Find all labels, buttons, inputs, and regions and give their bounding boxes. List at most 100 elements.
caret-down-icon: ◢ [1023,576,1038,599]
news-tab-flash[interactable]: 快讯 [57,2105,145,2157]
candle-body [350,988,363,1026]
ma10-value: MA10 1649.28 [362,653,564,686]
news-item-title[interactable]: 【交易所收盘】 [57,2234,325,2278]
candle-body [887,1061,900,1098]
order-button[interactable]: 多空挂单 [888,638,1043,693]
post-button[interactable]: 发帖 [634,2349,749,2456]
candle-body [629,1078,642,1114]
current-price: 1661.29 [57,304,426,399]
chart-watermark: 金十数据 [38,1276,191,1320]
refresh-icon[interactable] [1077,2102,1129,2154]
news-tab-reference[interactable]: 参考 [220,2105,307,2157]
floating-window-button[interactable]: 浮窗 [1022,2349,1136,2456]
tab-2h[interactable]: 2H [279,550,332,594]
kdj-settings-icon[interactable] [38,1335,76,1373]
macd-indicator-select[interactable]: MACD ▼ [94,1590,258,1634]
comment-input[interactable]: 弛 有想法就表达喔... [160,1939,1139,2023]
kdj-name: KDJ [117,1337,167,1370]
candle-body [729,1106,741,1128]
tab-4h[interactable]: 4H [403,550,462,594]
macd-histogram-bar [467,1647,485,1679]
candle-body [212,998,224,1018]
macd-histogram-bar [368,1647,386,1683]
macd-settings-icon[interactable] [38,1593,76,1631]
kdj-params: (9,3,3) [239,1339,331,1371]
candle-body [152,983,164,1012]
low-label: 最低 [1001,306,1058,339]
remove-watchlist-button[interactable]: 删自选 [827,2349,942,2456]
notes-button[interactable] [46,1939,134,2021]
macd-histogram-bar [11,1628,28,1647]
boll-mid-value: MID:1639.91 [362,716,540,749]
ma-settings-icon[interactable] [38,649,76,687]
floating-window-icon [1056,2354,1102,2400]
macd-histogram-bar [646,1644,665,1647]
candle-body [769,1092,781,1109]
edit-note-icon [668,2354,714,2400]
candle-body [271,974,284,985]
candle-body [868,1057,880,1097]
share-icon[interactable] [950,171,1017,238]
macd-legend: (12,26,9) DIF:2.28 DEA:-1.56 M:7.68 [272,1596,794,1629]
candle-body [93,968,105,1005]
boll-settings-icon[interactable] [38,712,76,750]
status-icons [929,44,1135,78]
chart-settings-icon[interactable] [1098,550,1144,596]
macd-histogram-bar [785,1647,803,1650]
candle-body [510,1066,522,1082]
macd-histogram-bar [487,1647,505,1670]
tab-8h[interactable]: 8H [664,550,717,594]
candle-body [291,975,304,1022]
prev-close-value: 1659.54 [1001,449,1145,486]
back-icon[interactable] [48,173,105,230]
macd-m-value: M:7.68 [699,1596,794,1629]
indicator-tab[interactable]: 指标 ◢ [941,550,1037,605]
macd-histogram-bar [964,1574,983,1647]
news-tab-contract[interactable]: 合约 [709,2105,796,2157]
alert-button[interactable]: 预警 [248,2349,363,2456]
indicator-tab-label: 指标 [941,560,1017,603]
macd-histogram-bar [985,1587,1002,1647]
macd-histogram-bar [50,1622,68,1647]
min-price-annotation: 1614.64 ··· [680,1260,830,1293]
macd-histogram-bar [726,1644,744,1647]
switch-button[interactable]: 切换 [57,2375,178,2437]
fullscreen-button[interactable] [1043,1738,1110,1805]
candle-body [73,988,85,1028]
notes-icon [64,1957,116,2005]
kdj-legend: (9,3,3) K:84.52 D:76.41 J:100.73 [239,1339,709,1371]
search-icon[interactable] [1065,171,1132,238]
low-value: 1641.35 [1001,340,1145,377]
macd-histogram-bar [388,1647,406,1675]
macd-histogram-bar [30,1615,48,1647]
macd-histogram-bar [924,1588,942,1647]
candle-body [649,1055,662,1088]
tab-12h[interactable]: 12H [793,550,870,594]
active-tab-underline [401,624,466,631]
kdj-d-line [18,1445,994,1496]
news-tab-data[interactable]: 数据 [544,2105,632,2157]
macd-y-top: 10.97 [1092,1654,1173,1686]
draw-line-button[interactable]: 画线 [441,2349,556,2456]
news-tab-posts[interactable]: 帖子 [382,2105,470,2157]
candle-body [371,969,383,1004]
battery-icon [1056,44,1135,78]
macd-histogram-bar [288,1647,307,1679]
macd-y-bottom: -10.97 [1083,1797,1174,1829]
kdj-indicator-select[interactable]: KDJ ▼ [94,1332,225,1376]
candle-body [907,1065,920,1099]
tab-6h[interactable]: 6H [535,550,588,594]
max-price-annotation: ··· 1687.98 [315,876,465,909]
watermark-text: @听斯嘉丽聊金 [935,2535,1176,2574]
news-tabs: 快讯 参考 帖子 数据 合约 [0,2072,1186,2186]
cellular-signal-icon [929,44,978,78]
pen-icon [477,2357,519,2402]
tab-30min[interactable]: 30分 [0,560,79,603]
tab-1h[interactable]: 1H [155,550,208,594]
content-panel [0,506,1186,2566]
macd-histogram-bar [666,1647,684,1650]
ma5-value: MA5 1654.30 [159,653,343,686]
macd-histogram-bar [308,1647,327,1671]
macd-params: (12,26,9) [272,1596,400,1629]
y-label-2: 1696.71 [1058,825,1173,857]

------

→ 作業の指示
データの先頭から「ma10-value: MA10 1649.28 [362,653,564,686]」を含む行までを、その行も含めてMarkdownの表として出力してください。列名は「番号」と「内容」とし、空行は除いてください。

→ 作業の結果
| 番号 | 内容 |
|---|---|
| 1 | Find all labels, buttons, inputs, and regions and give their bounding boxes. List at most 100 elements. |
| 2 | caret-down-icon: ◢ [1023,576,1038,599] |
| 3 | news-tab-flash[interactable]: 快讯 [57,2105,145,2157] |
| 4 | candle-body [350,988,363,1026] |
| 5 | ma10-value: MA10 1649.28 [362,653,564,686] |